## Begin Records shown
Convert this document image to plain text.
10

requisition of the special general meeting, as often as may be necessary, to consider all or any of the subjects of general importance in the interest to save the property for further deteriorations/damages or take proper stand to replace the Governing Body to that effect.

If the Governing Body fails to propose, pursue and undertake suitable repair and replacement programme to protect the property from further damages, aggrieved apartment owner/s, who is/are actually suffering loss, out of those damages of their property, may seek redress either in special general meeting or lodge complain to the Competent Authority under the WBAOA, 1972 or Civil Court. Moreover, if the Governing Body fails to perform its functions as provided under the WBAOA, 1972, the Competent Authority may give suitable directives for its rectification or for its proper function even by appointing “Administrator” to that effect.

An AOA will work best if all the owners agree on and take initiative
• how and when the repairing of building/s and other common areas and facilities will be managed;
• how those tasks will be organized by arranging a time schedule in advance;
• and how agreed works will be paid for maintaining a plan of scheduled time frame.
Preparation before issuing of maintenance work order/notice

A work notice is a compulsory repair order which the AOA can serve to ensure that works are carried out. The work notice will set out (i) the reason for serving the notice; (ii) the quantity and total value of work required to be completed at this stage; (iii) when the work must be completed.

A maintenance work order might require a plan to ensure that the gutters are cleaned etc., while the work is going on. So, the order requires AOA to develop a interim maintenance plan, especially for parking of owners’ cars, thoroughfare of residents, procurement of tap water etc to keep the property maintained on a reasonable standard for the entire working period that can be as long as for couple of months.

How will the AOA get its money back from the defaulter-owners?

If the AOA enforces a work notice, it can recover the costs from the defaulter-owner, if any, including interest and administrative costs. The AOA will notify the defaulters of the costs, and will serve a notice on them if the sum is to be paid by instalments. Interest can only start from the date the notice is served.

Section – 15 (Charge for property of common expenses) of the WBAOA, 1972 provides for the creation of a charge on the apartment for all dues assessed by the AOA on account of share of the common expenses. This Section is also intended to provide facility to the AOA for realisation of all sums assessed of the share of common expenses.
## End Records shown
**Exercise**
Search the records above for "defaulter". Copy each line where it is found.

**Response**
How will the AOA get its money back from the defaulter-owners?
If the AOA enforces a work notice, it can recover the costs from the defaulter-owner, if any, including interest and administrative costs. The AOA will notify the defaulters of the costs, and will serve a notice on them if the sum is to be paid by instalments. Interest can only start from the date the notice is served.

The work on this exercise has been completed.